* begin *

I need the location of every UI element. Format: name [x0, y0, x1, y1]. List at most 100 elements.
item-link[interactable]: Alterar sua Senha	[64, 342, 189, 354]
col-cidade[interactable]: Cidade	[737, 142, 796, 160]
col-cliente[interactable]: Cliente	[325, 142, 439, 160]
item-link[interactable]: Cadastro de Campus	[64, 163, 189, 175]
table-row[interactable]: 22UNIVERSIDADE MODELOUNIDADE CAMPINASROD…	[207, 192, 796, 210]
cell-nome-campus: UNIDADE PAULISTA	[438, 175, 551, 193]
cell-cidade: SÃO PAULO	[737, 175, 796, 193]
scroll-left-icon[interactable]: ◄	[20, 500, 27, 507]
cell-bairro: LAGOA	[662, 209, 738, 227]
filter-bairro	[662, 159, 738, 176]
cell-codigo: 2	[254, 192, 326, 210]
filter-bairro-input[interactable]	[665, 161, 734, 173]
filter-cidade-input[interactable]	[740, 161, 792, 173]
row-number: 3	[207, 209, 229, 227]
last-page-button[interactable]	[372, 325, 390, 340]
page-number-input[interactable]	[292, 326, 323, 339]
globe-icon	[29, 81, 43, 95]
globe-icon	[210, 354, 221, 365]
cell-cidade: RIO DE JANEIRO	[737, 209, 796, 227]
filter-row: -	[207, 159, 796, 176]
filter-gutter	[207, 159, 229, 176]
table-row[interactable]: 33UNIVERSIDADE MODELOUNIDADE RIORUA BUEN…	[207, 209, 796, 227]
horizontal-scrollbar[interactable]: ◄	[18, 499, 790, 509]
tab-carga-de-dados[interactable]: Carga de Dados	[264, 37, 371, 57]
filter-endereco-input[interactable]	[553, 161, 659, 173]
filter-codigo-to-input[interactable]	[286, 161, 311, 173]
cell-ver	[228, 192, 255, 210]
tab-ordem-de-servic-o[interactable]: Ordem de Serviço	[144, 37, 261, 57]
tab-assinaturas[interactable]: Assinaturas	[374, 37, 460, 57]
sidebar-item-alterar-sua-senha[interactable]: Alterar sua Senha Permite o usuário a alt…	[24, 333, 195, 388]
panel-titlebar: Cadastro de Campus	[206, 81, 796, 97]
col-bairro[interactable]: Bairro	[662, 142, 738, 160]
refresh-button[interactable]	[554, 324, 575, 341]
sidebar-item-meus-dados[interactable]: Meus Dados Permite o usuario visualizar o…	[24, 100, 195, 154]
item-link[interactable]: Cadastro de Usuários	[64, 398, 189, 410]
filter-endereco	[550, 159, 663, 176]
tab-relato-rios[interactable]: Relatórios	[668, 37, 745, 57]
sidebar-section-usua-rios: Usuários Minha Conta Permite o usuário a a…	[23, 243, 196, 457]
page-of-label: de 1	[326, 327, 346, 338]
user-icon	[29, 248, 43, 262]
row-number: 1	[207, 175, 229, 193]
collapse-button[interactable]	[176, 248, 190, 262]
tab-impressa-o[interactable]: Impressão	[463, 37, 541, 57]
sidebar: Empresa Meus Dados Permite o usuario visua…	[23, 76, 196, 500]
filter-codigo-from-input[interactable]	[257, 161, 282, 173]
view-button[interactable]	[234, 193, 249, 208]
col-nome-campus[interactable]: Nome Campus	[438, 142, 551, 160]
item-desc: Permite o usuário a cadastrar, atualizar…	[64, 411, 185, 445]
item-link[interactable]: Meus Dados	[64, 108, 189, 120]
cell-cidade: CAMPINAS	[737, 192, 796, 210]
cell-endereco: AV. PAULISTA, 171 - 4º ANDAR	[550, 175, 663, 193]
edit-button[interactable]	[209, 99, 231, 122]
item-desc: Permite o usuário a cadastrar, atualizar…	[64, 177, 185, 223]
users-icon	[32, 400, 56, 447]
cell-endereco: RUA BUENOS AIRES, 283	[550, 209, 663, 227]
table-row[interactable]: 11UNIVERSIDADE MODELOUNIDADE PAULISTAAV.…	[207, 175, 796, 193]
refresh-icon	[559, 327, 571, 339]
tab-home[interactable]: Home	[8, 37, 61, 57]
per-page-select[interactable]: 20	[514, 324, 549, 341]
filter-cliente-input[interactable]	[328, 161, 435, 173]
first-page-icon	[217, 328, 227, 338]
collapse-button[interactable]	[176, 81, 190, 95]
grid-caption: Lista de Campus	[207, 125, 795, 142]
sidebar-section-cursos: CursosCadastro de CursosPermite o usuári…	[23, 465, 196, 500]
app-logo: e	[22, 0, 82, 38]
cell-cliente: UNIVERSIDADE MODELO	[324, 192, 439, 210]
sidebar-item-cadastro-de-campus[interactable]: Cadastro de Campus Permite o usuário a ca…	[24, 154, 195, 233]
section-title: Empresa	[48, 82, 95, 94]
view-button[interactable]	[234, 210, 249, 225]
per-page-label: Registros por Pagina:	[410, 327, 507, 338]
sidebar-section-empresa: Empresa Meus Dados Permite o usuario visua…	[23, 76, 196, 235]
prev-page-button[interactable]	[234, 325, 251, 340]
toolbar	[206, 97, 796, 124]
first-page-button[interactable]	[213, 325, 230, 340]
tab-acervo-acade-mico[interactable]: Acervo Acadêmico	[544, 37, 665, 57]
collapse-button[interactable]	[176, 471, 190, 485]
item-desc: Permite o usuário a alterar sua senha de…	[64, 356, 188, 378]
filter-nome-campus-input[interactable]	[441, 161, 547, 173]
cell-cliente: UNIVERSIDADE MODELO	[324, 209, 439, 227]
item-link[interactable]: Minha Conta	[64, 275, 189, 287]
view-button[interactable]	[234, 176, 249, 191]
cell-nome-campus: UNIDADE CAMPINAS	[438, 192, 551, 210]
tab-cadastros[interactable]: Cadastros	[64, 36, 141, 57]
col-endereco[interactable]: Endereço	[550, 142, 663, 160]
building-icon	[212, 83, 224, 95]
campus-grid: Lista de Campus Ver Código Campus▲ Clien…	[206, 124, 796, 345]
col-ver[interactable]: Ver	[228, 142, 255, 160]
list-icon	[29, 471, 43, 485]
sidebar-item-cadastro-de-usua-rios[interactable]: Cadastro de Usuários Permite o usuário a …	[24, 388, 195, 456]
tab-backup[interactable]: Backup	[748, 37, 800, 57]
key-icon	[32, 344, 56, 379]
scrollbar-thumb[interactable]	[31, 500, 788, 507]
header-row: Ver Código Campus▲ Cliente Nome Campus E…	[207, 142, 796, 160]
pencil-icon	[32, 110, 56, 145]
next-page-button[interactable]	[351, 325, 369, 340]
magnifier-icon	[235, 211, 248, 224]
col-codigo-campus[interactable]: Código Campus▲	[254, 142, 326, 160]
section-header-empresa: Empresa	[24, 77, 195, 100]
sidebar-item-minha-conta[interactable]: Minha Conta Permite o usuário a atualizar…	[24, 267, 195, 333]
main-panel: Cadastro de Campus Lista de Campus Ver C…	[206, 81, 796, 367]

* end *

▸ What the task asks
Reproduce every line from the start of the records down to the line containing "142, 439, 160]", including that line, character for character.

▸ Correct result
I need the location of every UI element. Format: name [x0, y0, x1, y1]. List at most 100 elements.
item-link[interactable]: Alterar sua Senha	[64, 342, 189, 354]
col-cidade[interactable]: Cidade	[737, 142, 796, 160]
col-cliente[interactable]: Cliente	[325, 142, 439, 160]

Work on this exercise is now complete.